▶ _WHAT YOU HAVE TO DO_
Output the entries below exactly as written, omitting pictures.

Entries with figure data
──────────
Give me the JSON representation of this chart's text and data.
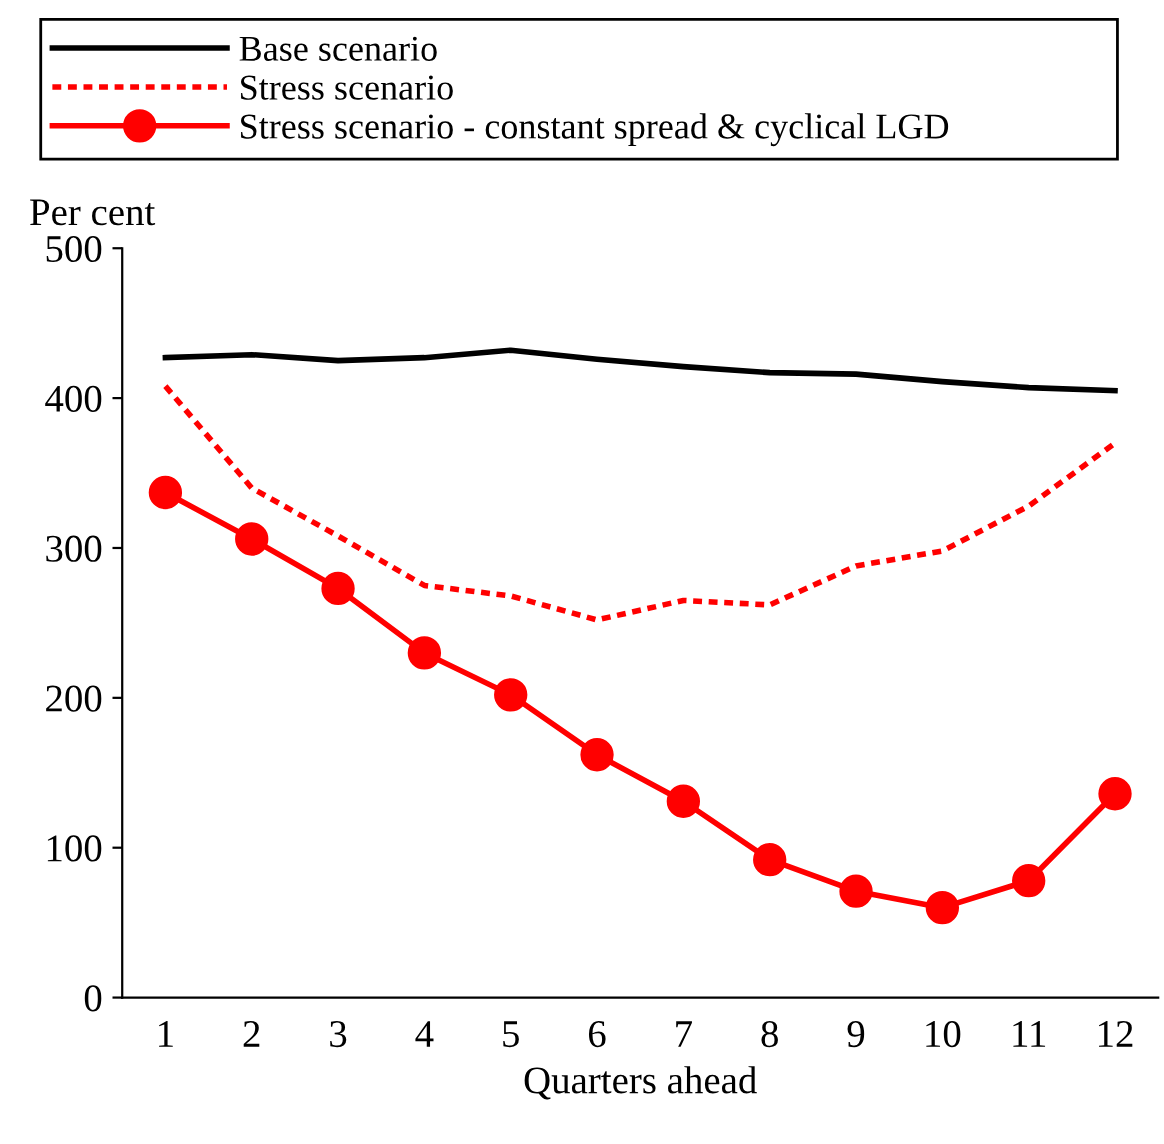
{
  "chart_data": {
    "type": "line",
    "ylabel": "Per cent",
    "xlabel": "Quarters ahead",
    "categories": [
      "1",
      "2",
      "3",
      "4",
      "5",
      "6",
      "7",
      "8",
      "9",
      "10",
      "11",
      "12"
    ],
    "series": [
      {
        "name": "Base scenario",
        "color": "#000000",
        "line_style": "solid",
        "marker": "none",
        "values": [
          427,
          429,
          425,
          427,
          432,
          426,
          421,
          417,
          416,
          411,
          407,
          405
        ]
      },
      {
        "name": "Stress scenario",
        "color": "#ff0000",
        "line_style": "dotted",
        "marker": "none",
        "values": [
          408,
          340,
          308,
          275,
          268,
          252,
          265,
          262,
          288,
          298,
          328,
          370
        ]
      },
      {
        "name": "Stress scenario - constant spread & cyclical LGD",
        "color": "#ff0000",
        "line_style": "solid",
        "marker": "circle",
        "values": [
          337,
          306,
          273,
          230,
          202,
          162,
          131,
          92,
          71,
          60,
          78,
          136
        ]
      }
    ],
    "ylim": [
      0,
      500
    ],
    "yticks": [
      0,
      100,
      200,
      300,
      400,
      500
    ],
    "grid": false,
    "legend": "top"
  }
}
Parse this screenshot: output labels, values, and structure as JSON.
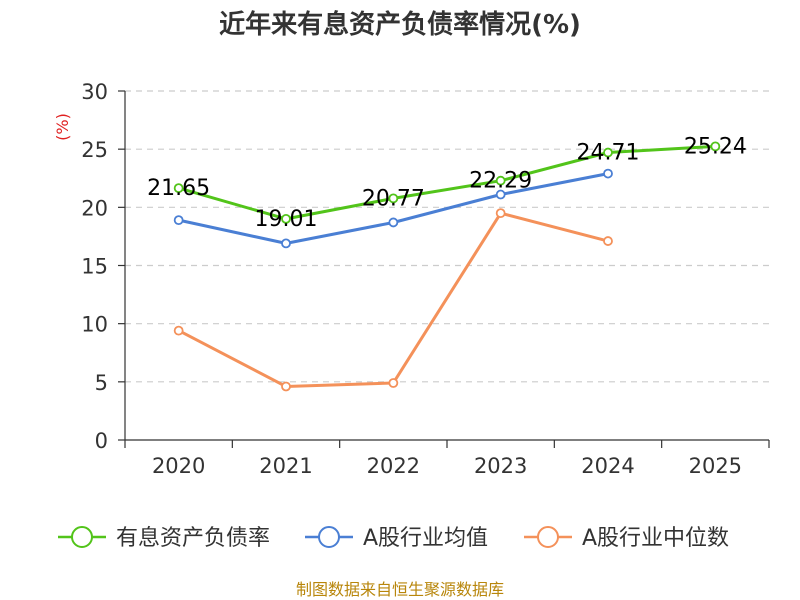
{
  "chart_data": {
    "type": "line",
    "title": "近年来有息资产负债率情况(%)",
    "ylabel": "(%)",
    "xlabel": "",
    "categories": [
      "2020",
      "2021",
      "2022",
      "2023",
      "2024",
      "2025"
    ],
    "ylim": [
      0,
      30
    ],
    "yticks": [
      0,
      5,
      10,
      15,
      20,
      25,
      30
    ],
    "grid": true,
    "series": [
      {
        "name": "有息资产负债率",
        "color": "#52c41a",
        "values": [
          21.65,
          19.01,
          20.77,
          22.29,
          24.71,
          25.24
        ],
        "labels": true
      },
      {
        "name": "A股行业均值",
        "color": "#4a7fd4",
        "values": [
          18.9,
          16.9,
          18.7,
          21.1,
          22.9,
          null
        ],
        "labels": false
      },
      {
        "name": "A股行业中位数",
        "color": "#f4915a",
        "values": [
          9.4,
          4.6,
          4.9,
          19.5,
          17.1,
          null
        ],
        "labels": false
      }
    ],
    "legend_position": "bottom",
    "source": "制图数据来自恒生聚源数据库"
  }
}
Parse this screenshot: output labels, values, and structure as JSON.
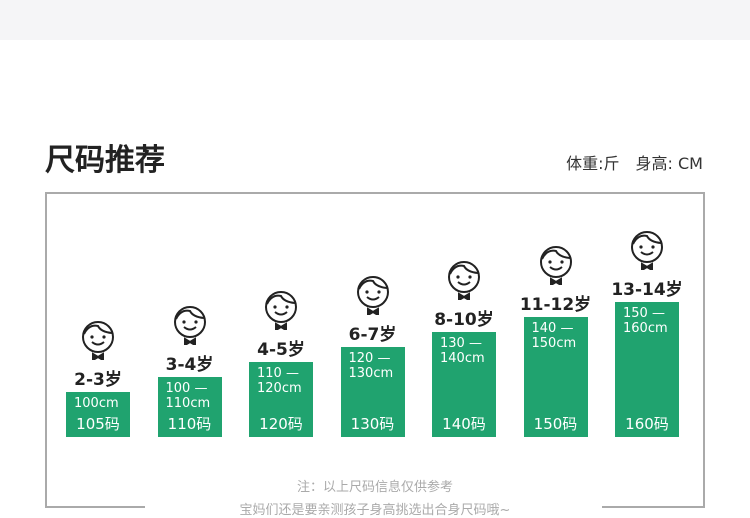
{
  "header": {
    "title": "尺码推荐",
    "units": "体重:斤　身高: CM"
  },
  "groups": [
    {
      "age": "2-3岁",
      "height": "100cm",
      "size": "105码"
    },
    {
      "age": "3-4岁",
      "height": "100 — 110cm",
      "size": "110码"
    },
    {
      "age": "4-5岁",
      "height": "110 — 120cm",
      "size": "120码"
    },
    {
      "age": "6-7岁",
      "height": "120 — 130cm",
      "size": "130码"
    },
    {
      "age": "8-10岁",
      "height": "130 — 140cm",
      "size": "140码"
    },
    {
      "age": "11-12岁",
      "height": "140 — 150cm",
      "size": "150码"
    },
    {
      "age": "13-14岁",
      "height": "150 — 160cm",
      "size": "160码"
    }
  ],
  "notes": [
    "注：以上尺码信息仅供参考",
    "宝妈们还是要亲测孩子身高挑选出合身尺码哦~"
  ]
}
──────────
▶ _THE RESULT_
Give me the JSON representation of this chart's text and data.
{
  "chart_data": {
    "type": "line",
    "ylabel": "Per cent",
    "xlabel": "Quarters ahead",
    "categories": [
      "1",
      "2",
      "3",
      "4",
      "5",
      "6",
      "7",
      "8",
      "9",
      "10",
      "11",
      "12"
    ],
    "series": [
      {
        "name": "Base scenario",
        "color": "#000000",
        "line_style": "solid",
        "marker": "none",
        "values": [
          427,
          429,
          425,
          427,
          432,
          426,
          421,
          417,
          416,
          411,
          407,
          405
        ]
      },
      {
        "name": "Stress scenario",
        "color": "#ff0000",
        "line_style": "dotted",
        "marker": "none",
        "values": [
          408,
          340,
          308,
          275,
          268,
          252,
          265,
          262,
          288,
          298,
          328,
          370
        ]
      },
      {
        "name": "Stress scenario - constant spread & cyclical LGD",
        "color": "#ff0000",
        "line_style": "solid",
        "marker": "circle",
        "values": [
          337,
          306,
          273,
          230,
          202,
          162,
          131,
          92,
          71,
          60,
          78,
          136
        ]
      }
    ],
    "ylim": [
      0,
      500
    ],
    "yticks": [
      0,
      100,
      200,
      300,
      400,
      500
    ],
    "grid": false,
    "legend": "top"
  }
}
Parse this screenshot: output labels, values, and structure as JSON.
{
  "chart_data": {
    "type": "line",
    "title": "近年来有息资产负债率情况(%)",
    "ylabel": "(%)",
    "xlabel": "",
    "categories": [
      "2020",
      "2021",
      "2022",
      "2023",
      "2024",
      "2025"
    ],
    "ylim": [
      0,
      30
    ],
    "yticks": [
      0,
      5,
      10,
      15,
      20,
      25,
      30
    ],
    "grid": true,
    "series": [
      {
        "name": "有息资产负债率",
        "color": "#52c41a",
        "values": [
          21.65,
          19.01,
          20.77,
          22.29,
          24.71,
          25.24
        ],
        "labels": true
      },
      {
        "name": "A股行业均值",
        "color": "#4a7fd4",
        "values": [
          18.9,
          16.9,
          18.7,
          21.1,
          22.9,
          null
        ],
        "labels": false
      },
      {
        "name": "A股行业中位数",
        "color": "#f4915a",
        "values": [
          9.4,
          4.6,
          4.9,
          19.5,
          17.1,
          null
        ],
        "labels": false
      }
    ],
    "legend_position": "bottom",
    "source": "制图数据来自恒生聚源数据库"
  }
}
Parse this screenshot: output labels, values, and structure as JSON.
{
  "header": {
    "title": "尺码推荐",
    "units": "体重:斤　身高: CM"
  },
  "groups": [
    {
      "age": "2-3岁",
      "height": "100cm",
      "size": "105码"
    },
    {
      "age": "3-4岁",
      "height": "100 — 110cm",
      "size": "110码"
    },
    {
      "age": "4-5岁",
      "height": "110 — 120cm",
      "size": "120码"
    },
    {
      "age": "6-7岁",
      "height": "120 — 130cm",
      "size": "130码"
    },
    {
      "age": "8-10岁",
      "height": "130 — 140cm",
      "size": "140码"
    },
    {
      "age": "11-12岁",
      "height": "140 — 150cm",
      "size": "150码"
    },
    {
      "age": "13-14岁",
      "height": "150 — 160cm",
      "size": "160码"
    }
  ],
  "notes": [
    "注：以上尺码信息仅供参考",
    "宝妈们还是要亲测孩子身高挑选出合身尺码哦~"
  ]
}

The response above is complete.